## WHAT NEEDS TO BE DONE
Starting with the line that holds "OCR this image.", copy out each remaining line of the listing below, up to and including the last one, and include nothing else.

## PROVIDED DATA
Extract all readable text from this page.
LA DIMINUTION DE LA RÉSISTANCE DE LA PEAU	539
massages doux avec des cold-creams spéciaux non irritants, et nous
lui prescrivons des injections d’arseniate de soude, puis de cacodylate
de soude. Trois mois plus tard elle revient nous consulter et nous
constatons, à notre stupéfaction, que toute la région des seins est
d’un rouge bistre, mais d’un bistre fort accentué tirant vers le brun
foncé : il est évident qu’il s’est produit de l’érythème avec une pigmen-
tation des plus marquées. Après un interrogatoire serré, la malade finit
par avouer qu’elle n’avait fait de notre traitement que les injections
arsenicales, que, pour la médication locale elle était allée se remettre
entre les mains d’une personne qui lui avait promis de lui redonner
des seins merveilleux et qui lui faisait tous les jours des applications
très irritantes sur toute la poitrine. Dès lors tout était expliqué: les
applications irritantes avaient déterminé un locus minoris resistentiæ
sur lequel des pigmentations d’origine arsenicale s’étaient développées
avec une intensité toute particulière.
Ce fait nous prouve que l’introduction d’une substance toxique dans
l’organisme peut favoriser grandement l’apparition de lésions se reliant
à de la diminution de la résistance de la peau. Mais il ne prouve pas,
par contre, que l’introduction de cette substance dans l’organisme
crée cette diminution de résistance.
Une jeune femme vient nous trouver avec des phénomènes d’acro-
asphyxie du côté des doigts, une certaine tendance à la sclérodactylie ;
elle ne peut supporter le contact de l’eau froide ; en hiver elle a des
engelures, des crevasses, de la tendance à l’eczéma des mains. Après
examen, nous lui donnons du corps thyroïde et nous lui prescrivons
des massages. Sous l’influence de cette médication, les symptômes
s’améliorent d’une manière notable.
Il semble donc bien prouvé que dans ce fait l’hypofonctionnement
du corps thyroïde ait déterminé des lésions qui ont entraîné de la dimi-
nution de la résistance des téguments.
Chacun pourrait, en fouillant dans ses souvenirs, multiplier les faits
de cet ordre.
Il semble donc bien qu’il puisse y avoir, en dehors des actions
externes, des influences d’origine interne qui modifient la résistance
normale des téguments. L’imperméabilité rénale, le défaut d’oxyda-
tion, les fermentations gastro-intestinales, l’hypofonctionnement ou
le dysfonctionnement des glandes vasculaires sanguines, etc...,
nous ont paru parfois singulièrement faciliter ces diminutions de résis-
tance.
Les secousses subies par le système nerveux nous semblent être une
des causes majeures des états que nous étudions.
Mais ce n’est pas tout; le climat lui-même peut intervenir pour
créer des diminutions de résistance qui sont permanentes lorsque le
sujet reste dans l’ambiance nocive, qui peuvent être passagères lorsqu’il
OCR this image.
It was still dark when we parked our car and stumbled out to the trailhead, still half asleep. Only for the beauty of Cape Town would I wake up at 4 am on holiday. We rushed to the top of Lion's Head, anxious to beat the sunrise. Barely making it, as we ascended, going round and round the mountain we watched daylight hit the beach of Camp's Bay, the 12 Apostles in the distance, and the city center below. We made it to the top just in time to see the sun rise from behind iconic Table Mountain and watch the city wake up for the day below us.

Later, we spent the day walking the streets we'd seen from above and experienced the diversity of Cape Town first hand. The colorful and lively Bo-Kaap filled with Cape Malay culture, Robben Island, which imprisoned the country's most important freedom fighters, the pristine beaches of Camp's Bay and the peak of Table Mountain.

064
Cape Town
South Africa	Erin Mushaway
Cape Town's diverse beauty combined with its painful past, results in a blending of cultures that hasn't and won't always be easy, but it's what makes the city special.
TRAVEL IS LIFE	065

## FINAL ANSWER
OCR this image.
It was still dark when we parked our car and stumbled out to the trailhead, still half asleep. Only for the beauty of Cape Town would I wake up at 4 am on holiday. We rushed to the top of Lion's Head, anxious to beat the sunrise. Barely making it, as we ascended, going round and round the mountain we watched daylight hit the beach of Camp's Bay, the 12 Apostles in the distance, and the city center below. We made it to the top just in time to see the sun rise from behind iconic Table Mountain and watch the city wake up for the day below us.

Later, we spent the day walking the streets we'd seen from above and experienced the diversity of Cape Town first hand. The colorful and lively Bo-Kaap filled with Cape Malay culture, Robben Island, which imprisoned the country's most important freedom fighters, the pristine beaches of Camp's Bay and the peak of Table Mountain.

064
Cape Town
South Africa	Erin Mushaway
Cape Town's diverse beauty combined with its painful past, results in a blending of cultures that hasn't and won't always be easy, but it's what makes the city special.
TRAVEL IS LIFE	065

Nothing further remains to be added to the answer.